begin
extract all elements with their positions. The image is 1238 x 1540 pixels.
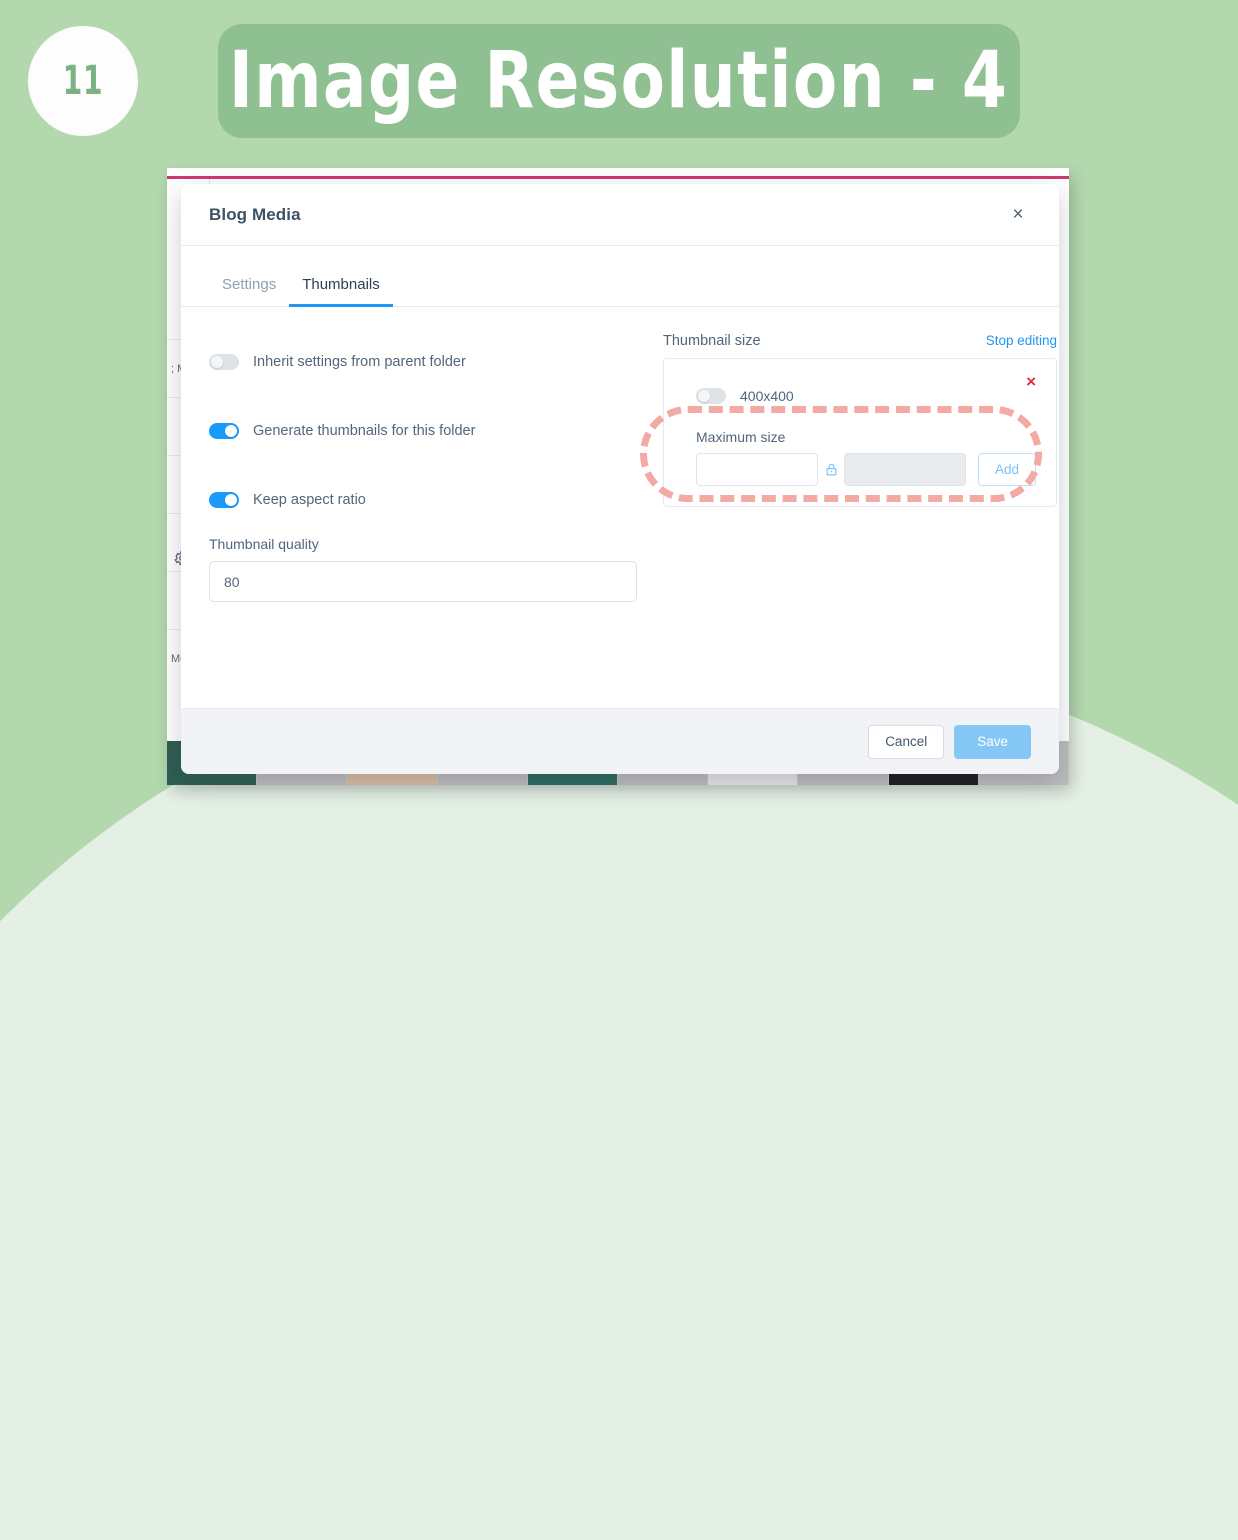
toggle-label-keep-aspect-ratio: Keep aspect ratio xyxy=(253,492,366,508)
toggle-row-keep-aspect-ratio: Keep aspect ratio xyxy=(209,488,637,512)
toggle-knob xyxy=(225,425,237,437)
settings-column-right: Thumbnail size Stop editing × 400x400 Ma… xyxy=(637,333,1057,708)
blog-media-dialog: Blog Media × Settings Thumbnails Inherit… xyxy=(181,184,1059,774)
toggle-generate-thumbnails[interactable] xyxy=(209,423,239,439)
toggle-label-generate-thumbnails: Generate thumbnails for this folder xyxy=(253,423,476,439)
add-size-button[interactable]: Add xyxy=(978,453,1036,486)
slide-title-banner: Image Resolution - 4 xyxy=(218,24,1020,138)
slide-number-badge: 11 xyxy=(28,26,138,136)
toggle-inherit-settings[interactable] xyxy=(209,354,239,370)
toggle-size-400x400[interactable] xyxy=(696,388,726,404)
background-accent-line xyxy=(167,176,1069,179)
stop-editing-link[interactable]: Stop editing xyxy=(986,333,1057,348)
size-entry-label: 400x400 xyxy=(740,388,794,404)
toggle-knob xyxy=(211,356,223,368)
settings-column-left: Inherit settings from parent folder Gene… xyxy=(209,333,637,708)
cancel-button[interactable]: Cancel xyxy=(868,724,945,759)
slide-header: 11 Image Resolution - 4 xyxy=(0,0,1238,160)
tab-bar: Settings Thumbnails xyxy=(181,270,1059,307)
save-button[interactable]: Save xyxy=(954,724,1031,759)
delete-size-icon[interactable]: × xyxy=(1020,372,1042,391)
toggle-keep-aspect-ratio[interactable] xyxy=(209,492,239,508)
maximum-size-label: Maximum size xyxy=(696,429,786,445)
slide-title-text: Image Resolution - 4 xyxy=(229,36,1009,126)
tab-settings[interactable]: Settings xyxy=(209,270,289,307)
slide-number-text: 11 xyxy=(62,58,104,104)
dialog-body: Inherit settings from parent folder Gene… xyxy=(181,307,1059,708)
lock-closed-icon[interactable] xyxy=(818,462,844,477)
tab-thumbnails[interactable]: Thumbnails xyxy=(289,270,393,307)
thumbnail-size-header: Thumbnail size Stop editing xyxy=(663,333,1057,349)
max-width-input[interactable] xyxy=(696,453,818,486)
toggle-knob xyxy=(225,494,237,506)
dialog-header: Blog Media × xyxy=(181,184,1059,246)
size-entry-row: 400x400 xyxy=(696,385,1036,407)
thumbnail-quality-label: Thumbnail quality xyxy=(209,536,319,552)
dialog-title: Blog Media xyxy=(209,204,301,224)
maximum-size-row: Add xyxy=(696,453,1036,486)
toggle-label-inherit-settings: Inherit settings from parent folder xyxy=(253,354,466,370)
thumbnail-size-card: × 400x400 Maximum size Add xyxy=(663,358,1057,507)
toggle-row-generate-thumbnails: Generate thumbnails for this folder xyxy=(209,419,637,443)
toggle-row-inherit-settings: Inherit settings from parent folder xyxy=(209,350,637,374)
thumbnail-size-label: Thumbnail size xyxy=(663,333,761,349)
thumbnail-quality-input[interactable] xyxy=(209,561,637,602)
max-height-input xyxy=(844,453,966,486)
dialog-footer: Cancel Save xyxy=(181,708,1059,774)
toggle-knob xyxy=(698,390,710,402)
close-icon[interactable]: × xyxy=(1005,202,1031,228)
end
- _Task goal_
Copy all the lines above without changing anything, and leave out any picture.

- _Task output_
extract all elements with their positions. The image is 1238 x 1540 pixels.
toggle-label-keep-aspect-ratio: Keep aspect ratio xyxy=(253,492,366,508)
toggle-row-keep-aspect-ratio: Keep aspect ratio xyxy=(209,488,637,512)
toggle-knob xyxy=(225,425,237,437)
settings-column-right: Thumbnail size Stop editing × 400x400 Ma… xyxy=(637,333,1057,708)
blog-media-dialog: Blog Media × Settings Thumbnails Inherit… xyxy=(181,184,1059,774)
toggle-generate-thumbnails[interactable] xyxy=(209,423,239,439)
toggle-label-generate-thumbnails: Generate thumbnails for this folder xyxy=(253,423,476,439)
add-size-button[interactable]: Add xyxy=(978,453,1036,486)
slide-title-banner: Image Resolution - 4 xyxy=(218,24,1020,138)
slide-number-badge: 11 xyxy=(28,26,138,136)
toggle-inherit-settings[interactable] xyxy=(209,354,239,370)
toggle-size-400x400[interactable] xyxy=(696,388,726,404)
background-accent-line xyxy=(167,176,1069,179)
stop-editing-link[interactable]: Stop editing xyxy=(986,333,1057,348)
size-entry-label: 400x400 xyxy=(740,388,794,404)
toggle-knob xyxy=(211,356,223,368)
settings-column-left: Inherit settings from parent folder Gene… xyxy=(209,333,637,708)
cancel-button[interactable]: Cancel xyxy=(868,724,945,759)
slide-header: 11 Image Resolution - 4 xyxy=(0,0,1238,160)
tab-bar: Settings Thumbnails xyxy=(181,270,1059,307)
save-button[interactable]: Save xyxy=(954,724,1031,759)
delete-size-icon[interactable]: × xyxy=(1020,372,1042,391)
toggle-keep-aspect-ratio[interactable] xyxy=(209,492,239,508)
maximum-size-label: Maximum size xyxy=(696,429,786,445)
slide-title-text: Image Resolution - 4 xyxy=(229,36,1009,126)
tab-settings[interactable]: Settings xyxy=(209,270,289,307)
slide-number-text: 11 xyxy=(62,58,104,104)
dialog-body: Inherit settings from parent folder Gene… xyxy=(181,307,1059,708)
lock-closed-icon[interactable] xyxy=(818,462,844,477)
tab-thumbnails[interactable]: Thumbnails xyxy=(289,270,393,307)
thumbnail-size-header: Thumbnail size Stop editing xyxy=(663,333,1057,349)
max-width-input[interactable] xyxy=(696,453,818,486)
toggle-knob xyxy=(225,494,237,506)
dialog-header: Blog Media × xyxy=(181,184,1059,246)
size-entry-row: 400x400 xyxy=(696,385,1036,407)
thumbnail-quality-label: Thumbnail quality xyxy=(209,536,319,552)
dialog-title: Blog Media xyxy=(209,204,301,224)
maximum-size-row: Add xyxy=(696,453,1036,486)
toggle-label-inherit-settings: Inherit settings from parent folder xyxy=(253,354,466,370)
thumbnail-size-card: × 400x400 Maximum size Add xyxy=(663,358,1057,507)
toggle-row-generate-thumbnails: Generate thumbnails for this folder xyxy=(209,419,637,443)
toggle-row-inherit-settings: Inherit settings from parent folder xyxy=(209,350,637,374)
thumbnail-size-label: Thumbnail size xyxy=(663,333,761,349)
thumbnail-quality-input[interactable] xyxy=(209,561,637,602)
max-height-input xyxy=(844,453,966,486)
dialog-footer: Cancel Save xyxy=(181,708,1059,774)
toggle-knob xyxy=(698,390,710,402)
close-icon[interactable]: × xyxy=(1005,202,1031,228)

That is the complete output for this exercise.